Objective: Omit every picture and return the rest of the data unaltered.

Data supplied:
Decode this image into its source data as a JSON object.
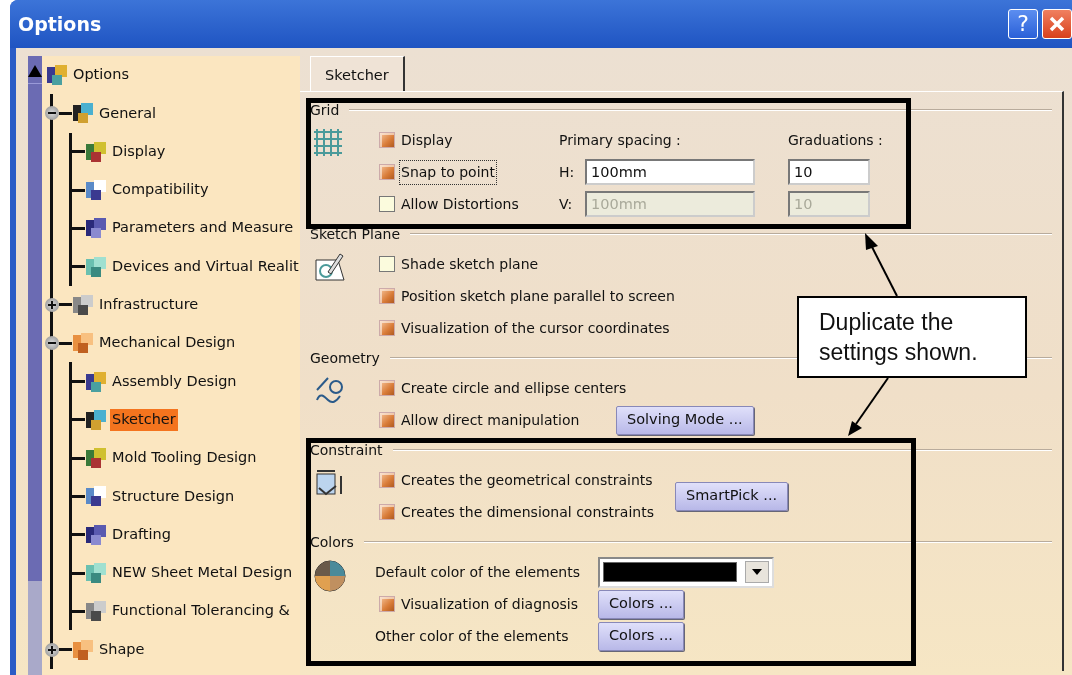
{
  "window": {
    "title": "Options",
    "help_button": "?"
  },
  "tree": [
    {
      "label": "Options",
      "selected": false,
      "children": [
        {
          "label": "General",
          "selected": false,
          "expanded": true,
          "children": [
            {
              "label": "Display",
              "selected": false
            },
            {
              "label": "Compatibility",
              "selected": false
            },
            {
              "label": "Parameters and Measure",
              "selected": false
            },
            {
              "label": "Devices and Virtual Realit",
              "selected": false
            }
          ]
        },
        {
          "label": "Infrastructure",
          "selected": false,
          "expanded": false
        },
        {
          "label": "Mechanical Design",
          "selected": false,
          "expanded": true,
          "children": [
            {
              "label": "Assembly Design",
              "selected": false
            },
            {
              "label": "Sketcher",
              "selected": true
            },
            {
              "label": "Mold Tooling Design",
              "selected": false
            },
            {
              "label": "Structure Design",
              "selected": false
            },
            {
              "label": "Drafting",
              "selected": false
            },
            {
              "label": "NEW Sheet Metal Design",
              "selected": false
            },
            {
              "label": "Functional Tolerancing &",
              "selected": false
            }
          ]
        },
        {
          "label": "Shape",
          "selected": false,
          "expanded": false
        }
      ]
    }
  ],
  "tabs": [
    {
      "label": "Sketcher",
      "selected": true
    }
  ],
  "grid_section": {
    "title": "Grid",
    "spacing_header": "Primary spacing :",
    "graduations_header": "Graduations :",
    "options": [
      {
        "label": "Display",
        "checked": true,
        "focused": false
      },
      {
        "label": "Snap to point",
        "checked": true,
        "focused": true
      },
      {
        "label": "Allow Distortions",
        "checked": false,
        "focused": false
      }
    ],
    "fields": [
      {
        "axis": "H:",
        "spacing": "100mm",
        "graduations": "10",
        "disabled": false
      },
      {
        "axis": "V:",
        "spacing": "100mm",
        "graduations": "10",
        "disabled": true
      }
    ]
  },
  "sections": [
    {
      "kind": "plane",
      "title": "Sketch Plane",
      "rows": [
        {
          "kind": "checkbox",
          "label": "Shade sketch plane",
          "checked": false
        },
        {
          "kind": "checkbox",
          "label": "Position sketch plane parallel to screen",
          "checked": true
        },
        {
          "kind": "checkbox",
          "label": "Visualization of the cursor coordinates",
          "checked": true
        }
      ]
    },
    {
      "kind": "geometry",
      "title": "Geometry",
      "rows": [
        {
          "kind": "checkbox",
          "label": "Create circle and ellipse centers",
          "checked": true
        },
        {
          "kind": "checkbox",
          "label": "Allow direct manipulation",
          "checked": true,
          "button": "Solving Mode ..."
        }
      ]
    },
    {
      "kind": "constraint",
      "title": "Constraint",
      "side_button": "SmartPick ...",
      "rows": [
        {
          "kind": "checkbox",
          "label": "Creates the geometrical constraints",
          "checked": true
        },
        {
          "kind": "checkbox",
          "label": "Creates the dimensional constraints",
          "checked": true
        }
      ]
    },
    {
      "kind": "colors",
      "title": "Colors",
      "rows": [
        {
          "kind": "dropdown",
          "label": "Default color of the elements",
          "color": "#000000"
        },
        {
          "kind": "checkbox",
          "label": "Visualization of diagnosis",
          "checked": true,
          "button": "Colors ..."
        },
        {
          "kind": "text",
          "label": "Other color of the elements",
          "button": "Colors ..."
        }
      ]
    }
  ],
  "callout": "Duplicate the settings shown."
}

Expected answer:
Decode this image into its source data as a JSON object.
{
  "window": {
    "title": "Options",
    "help_button": "?"
  },
  "tree": [
    {
      "label": "Options",
      "selected": false,
      "children": [
        {
          "label": "General",
          "selected": false,
          "expanded": true,
          "children": [
            {
              "label": "Display",
              "selected": false
            },
            {
              "label": "Compatibility",
              "selected": false
            },
            {
              "label": "Parameters and Measure",
              "selected": false
            },
            {
              "label": "Devices and Virtual Realit",
              "selected": false
            }
          ]
        },
        {
          "label": "Infrastructure",
          "selected": false,
          "expanded": false
        },
        {
          "label": "Mechanical Design",
          "selected": false,
          "expanded": true,
          "children": [
            {
              "label": "Assembly Design",
              "selected": false
            },
            {
              "label": "Sketcher",
              "selected": true
            },
            {
              "label": "Mold Tooling Design",
              "selected": false
            },
            {
              "label": "Structure Design",
              "selected": false
            },
            {
              "label": "Drafting",
              "selected": false
            },
            {
              "label": "NEW Sheet Metal Design",
              "selected": false
            },
            {
              "label": "Functional Tolerancing &",
              "selected": false
            }
          ]
        },
        {
          "label": "Shape",
          "selected": false,
          "expanded": false
        }
      ]
    }
  ],
  "tabs": [
    {
      "label": "Sketcher",
      "selected": true
    }
  ],
  "grid_section": {
    "title": "Grid",
    "spacing_header": "Primary spacing :",
    "graduations_header": "Graduations :",
    "options": [
      {
        "label": "Display",
        "checked": true,
        "focused": false
      },
      {
        "label": "Snap to point",
        "checked": true,
        "focused": true
      },
      {
        "label": "Allow Distortions",
        "checked": false,
        "focused": false
      }
    ],
    "fields": [
      {
        "axis": "H:",
        "spacing": "100mm",
        "graduations": "10",
        "disabled": false
      },
      {
        "axis": "V:",
        "spacing": "100mm",
        "graduations": "10",
        "disabled": true
      }
    ]
  },
  "sections": [
    {
      "kind": "plane",
      "title": "Sketch Plane",
      "rows": [
        {
          "kind": "checkbox",
          "label": "Shade sketch plane",
          "checked": false
        },
        {
          "kind": "checkbox",
          "label": "Position sketch plane parallel to screen",
          "checked": true
        },
        {
          "kind": "checkbox",
          "label": "Visualization of the cursor coordinates",
          "checked": true
        }
      ]
    },
    {
      "kind": "geometry",
      "title": "Geometry",
      "rows": [
        {
          "kind": "checkbox",
          "label": "Create circle and ellipse centers",
          "checked": true
        },
        {
          "kind": "checkbox",
          "label": "Allow direct manipulation",
          "checked": true,
          "button": "Solving Mode ..."
        }
      ]
    },
    {
      "kind": "constraint",
      "title": "Constraint",
      "side_button": "SmartPick ...",
      "rows": [
        {
          "kind": "checkbox",
          "label": "Creates the geometrical constraints",
          "checked": true
        },
        {
          "kind": "checkbox",
          "label": "Creates the dimensional constraints",
          "checked": true
        }
      ]
    },
    {
      "kind": "colors",
      "title": "Colors",
      "rows": [
        {
          "kind": "dropdown",
          "label": "Default color of the elements",
          "color": "#000000"
        },
        {
          "kind": "checkbox",
          "label": "Visualization of diagnosis",
          "checked": true,
          "button": "Colors ..."
        },
        {
          "kind": "text",
          "label": "Other color of the elements",
          "button": "Colors ..."
        }
      ]
    }
  ],
  "callout": "Duplicate the settings shown."
}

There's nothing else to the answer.